● Job: Reproduce the material from its first line up to and including the line with "marker-dot (393, 491, 397, 496)", switching "marker-circle" to "marker-ring" and leaving everything else unchanged.

● Given records:
--------------------------------------------------

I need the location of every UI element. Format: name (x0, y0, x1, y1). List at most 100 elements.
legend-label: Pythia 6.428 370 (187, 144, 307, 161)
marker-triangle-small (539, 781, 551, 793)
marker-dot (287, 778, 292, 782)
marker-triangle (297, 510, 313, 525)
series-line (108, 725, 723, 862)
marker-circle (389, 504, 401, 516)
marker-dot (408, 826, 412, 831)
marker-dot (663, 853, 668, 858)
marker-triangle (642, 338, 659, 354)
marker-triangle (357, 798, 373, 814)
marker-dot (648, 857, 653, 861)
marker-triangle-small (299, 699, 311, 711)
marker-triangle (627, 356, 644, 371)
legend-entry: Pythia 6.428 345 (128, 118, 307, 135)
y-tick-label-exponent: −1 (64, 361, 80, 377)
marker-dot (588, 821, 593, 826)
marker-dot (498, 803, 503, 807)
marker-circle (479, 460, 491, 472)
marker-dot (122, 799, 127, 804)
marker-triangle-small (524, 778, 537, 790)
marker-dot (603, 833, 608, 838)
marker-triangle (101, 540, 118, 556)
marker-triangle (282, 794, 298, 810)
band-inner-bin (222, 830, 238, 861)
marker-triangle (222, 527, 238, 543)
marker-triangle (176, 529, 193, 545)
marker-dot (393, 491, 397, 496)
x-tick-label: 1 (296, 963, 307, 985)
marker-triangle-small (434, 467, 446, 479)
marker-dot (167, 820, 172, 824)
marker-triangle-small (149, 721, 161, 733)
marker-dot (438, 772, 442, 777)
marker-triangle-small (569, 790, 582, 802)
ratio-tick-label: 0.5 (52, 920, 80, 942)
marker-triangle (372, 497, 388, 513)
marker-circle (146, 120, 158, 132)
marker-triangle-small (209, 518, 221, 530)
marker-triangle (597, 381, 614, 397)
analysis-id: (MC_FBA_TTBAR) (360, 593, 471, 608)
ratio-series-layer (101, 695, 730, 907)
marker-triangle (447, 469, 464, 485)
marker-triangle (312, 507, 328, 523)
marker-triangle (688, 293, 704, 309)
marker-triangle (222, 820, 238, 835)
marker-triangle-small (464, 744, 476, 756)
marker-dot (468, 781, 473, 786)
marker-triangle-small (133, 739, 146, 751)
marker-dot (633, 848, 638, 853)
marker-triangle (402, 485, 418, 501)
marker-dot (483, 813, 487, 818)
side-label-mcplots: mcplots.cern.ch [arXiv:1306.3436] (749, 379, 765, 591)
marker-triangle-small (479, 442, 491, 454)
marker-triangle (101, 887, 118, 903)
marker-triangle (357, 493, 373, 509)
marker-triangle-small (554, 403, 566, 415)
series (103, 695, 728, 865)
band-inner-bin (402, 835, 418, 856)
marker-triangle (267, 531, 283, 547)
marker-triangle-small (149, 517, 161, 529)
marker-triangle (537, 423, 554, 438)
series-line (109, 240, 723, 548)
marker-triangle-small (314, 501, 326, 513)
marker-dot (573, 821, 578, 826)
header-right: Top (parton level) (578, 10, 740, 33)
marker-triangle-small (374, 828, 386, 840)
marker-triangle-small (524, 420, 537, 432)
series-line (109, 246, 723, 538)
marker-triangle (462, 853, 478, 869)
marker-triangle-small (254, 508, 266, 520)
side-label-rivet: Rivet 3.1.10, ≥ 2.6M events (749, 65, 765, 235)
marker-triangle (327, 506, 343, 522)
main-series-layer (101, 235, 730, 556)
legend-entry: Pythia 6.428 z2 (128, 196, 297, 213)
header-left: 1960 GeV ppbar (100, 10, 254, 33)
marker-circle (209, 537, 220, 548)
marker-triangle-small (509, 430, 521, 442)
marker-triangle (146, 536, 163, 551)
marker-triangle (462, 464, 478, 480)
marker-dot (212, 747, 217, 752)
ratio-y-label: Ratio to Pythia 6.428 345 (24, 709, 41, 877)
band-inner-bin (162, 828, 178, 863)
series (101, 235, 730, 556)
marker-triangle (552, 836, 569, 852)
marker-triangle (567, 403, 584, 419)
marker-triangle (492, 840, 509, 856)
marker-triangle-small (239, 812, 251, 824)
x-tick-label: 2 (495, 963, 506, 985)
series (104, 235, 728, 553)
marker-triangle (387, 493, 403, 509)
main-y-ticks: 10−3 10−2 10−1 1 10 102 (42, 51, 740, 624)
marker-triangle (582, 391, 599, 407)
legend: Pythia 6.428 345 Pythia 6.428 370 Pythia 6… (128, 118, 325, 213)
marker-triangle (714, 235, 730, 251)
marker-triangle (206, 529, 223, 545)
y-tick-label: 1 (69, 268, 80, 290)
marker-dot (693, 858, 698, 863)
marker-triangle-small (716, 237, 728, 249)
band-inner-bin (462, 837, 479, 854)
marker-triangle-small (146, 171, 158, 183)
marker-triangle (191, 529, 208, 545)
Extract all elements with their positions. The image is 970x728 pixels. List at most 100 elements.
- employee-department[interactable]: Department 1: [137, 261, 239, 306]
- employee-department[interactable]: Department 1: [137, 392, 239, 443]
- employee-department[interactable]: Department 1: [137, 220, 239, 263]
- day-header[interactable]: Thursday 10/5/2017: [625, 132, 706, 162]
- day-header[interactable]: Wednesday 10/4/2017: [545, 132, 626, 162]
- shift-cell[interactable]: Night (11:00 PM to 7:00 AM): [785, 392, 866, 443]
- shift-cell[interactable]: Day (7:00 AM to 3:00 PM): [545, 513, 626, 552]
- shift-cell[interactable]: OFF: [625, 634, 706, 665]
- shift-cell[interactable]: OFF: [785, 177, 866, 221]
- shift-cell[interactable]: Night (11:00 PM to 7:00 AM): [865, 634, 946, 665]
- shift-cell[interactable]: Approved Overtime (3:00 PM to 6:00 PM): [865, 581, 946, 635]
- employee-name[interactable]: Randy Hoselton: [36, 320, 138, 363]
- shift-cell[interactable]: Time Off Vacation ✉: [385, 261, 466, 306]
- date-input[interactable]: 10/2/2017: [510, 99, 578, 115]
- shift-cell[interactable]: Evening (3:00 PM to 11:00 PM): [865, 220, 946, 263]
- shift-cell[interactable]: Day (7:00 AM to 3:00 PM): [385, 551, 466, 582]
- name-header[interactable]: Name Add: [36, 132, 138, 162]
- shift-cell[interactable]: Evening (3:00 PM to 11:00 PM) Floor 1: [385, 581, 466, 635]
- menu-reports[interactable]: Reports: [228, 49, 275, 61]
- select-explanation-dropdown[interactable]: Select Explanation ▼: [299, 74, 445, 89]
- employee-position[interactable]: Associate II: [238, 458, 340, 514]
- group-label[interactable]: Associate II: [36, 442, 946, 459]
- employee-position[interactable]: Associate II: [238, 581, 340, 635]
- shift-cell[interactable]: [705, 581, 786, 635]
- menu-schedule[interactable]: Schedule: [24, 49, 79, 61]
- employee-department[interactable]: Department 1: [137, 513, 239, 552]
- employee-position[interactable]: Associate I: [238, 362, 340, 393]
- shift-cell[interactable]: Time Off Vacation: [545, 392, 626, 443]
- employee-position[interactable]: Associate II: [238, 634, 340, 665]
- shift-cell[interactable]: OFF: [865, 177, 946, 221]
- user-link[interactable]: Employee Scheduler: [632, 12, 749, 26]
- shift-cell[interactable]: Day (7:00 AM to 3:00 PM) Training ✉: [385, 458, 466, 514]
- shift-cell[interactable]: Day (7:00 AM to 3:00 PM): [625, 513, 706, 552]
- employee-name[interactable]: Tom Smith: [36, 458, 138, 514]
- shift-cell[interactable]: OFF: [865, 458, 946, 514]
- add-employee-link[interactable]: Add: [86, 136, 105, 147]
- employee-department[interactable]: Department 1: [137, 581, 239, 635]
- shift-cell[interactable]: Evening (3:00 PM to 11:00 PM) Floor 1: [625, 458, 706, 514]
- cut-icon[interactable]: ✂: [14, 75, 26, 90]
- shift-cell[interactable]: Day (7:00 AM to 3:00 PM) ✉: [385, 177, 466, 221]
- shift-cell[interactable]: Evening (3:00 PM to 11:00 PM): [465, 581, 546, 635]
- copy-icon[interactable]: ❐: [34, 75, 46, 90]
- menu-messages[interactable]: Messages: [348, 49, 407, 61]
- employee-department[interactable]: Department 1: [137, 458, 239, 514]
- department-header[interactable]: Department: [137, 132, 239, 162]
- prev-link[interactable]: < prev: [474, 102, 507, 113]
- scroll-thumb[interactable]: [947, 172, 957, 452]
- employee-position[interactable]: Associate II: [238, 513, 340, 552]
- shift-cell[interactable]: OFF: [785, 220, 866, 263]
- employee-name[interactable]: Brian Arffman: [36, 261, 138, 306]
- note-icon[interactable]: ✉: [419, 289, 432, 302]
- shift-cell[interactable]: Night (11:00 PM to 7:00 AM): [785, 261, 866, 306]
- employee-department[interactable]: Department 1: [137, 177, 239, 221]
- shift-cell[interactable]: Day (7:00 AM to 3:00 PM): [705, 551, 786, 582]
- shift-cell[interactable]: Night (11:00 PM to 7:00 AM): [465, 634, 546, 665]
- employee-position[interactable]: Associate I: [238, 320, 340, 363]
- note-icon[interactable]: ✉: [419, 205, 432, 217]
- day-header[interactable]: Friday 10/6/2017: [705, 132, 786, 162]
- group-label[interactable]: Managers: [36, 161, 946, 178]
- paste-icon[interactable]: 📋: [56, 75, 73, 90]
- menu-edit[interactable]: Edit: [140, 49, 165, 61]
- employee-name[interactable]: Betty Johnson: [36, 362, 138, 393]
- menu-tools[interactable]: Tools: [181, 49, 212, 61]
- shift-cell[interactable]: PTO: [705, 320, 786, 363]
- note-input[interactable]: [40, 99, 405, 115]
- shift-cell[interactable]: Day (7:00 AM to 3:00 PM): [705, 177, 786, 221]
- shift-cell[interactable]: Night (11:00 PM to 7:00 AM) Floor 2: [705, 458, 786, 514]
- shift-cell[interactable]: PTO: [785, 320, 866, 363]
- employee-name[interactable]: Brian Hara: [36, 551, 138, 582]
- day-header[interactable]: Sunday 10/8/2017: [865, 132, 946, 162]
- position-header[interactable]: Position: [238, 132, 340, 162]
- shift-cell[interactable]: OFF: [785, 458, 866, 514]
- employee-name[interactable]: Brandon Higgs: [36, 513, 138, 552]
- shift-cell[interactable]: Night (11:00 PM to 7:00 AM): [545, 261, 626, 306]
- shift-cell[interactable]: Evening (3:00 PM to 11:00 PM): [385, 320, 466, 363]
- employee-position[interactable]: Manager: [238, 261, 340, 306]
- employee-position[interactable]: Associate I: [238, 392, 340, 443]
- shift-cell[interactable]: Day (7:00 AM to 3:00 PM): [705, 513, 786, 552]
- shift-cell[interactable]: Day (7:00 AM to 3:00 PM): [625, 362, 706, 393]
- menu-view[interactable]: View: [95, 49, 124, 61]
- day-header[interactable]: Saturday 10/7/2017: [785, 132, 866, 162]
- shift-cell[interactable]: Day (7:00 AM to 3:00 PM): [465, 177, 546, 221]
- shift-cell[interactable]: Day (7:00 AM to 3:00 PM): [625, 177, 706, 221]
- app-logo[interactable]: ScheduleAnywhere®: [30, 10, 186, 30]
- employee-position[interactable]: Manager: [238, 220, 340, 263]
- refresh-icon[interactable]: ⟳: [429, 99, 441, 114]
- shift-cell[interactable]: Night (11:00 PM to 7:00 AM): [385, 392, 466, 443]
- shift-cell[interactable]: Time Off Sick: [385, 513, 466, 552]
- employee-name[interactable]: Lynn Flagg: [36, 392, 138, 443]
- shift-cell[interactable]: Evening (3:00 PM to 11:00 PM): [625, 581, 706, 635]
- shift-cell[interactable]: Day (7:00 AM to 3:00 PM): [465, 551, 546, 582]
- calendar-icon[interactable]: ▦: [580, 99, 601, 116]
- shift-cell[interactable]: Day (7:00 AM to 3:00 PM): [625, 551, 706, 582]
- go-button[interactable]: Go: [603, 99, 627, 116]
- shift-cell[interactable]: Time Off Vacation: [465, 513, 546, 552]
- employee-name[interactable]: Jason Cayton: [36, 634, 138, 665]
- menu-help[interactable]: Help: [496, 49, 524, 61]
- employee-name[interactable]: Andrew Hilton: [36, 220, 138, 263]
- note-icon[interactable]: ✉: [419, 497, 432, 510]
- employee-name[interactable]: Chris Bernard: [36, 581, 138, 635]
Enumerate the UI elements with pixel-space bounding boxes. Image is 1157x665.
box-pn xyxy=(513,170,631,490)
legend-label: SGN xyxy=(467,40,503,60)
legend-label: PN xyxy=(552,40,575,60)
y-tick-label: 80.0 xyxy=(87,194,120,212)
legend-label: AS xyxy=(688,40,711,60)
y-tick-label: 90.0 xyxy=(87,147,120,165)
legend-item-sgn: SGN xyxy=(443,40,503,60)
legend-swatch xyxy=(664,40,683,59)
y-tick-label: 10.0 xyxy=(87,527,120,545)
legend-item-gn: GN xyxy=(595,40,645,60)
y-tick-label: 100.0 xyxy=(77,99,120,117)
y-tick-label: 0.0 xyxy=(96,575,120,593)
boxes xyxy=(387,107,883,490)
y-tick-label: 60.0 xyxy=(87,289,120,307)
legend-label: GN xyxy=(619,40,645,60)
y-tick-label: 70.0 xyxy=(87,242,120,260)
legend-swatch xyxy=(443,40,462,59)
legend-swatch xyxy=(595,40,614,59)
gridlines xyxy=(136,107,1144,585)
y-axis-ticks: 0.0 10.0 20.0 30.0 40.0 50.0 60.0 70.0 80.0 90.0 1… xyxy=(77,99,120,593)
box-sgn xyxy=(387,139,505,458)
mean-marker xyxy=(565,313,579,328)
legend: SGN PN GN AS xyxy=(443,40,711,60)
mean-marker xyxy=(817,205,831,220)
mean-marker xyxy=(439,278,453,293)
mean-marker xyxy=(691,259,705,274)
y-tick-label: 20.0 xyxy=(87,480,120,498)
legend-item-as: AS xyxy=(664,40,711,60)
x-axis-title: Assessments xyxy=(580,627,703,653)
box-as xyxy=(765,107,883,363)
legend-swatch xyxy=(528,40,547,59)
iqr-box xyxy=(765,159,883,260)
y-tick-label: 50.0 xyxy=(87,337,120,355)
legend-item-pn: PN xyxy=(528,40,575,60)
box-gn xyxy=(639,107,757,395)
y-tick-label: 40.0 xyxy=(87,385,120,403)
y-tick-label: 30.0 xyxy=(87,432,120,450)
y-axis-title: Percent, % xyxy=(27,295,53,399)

--------------------------------------------------

● Solution:
I need the location of every UI element. Format: name (x0, y0, x1, y1). List at most 100 elements.
legend-label: Pythia 6.428 370 (187, 144, 307, 161)
marker-triangle-small (539, 781, 551, 793)
marker-dot (287, 778, 292, 782)
marker-triangle (297, 510, 313, 525)
series-line (108, 725, 723, 862)
marker-ring (389, 504, 401, 516)
marker-dot (408, 826, 412, 831)
marker-dot (663, 853, 668, 858)
marker-triangle (642, 338, 659, 354)
marker-triangle (357, 798, 373, 814)
marker-dot (648, 857, 653, 861)
marker-triangle-small (299, 699, 311, 711)
marker-triangle (627, 356, 644, 371)
legend-entry: Pythia 6.428 345 (128, 118, 307, 135)
y-tick-label-exponent: −1 (64, 361, 80, 377)
marker-dot (588, 821, 593, 826)
marker-dot (498, 803, 503, 807)
marker-ring (479, 460, 491, 472)
marker-dot (122, 799, 127, 804)
marker-triangle-small (524, 778, 537, 790)
marker-dot (603, 833, 608, 838)
marker-triangle (101, 540, 118, 556)
marker-triangle (282, 794, 298, 810)
band-inner-bin (222, 830, 238, 861)
marker-triangle (222, 527, 238, 543)
marker-triangle (176, 529, 193, 545)
marker-dot (393, 491, 397, 496)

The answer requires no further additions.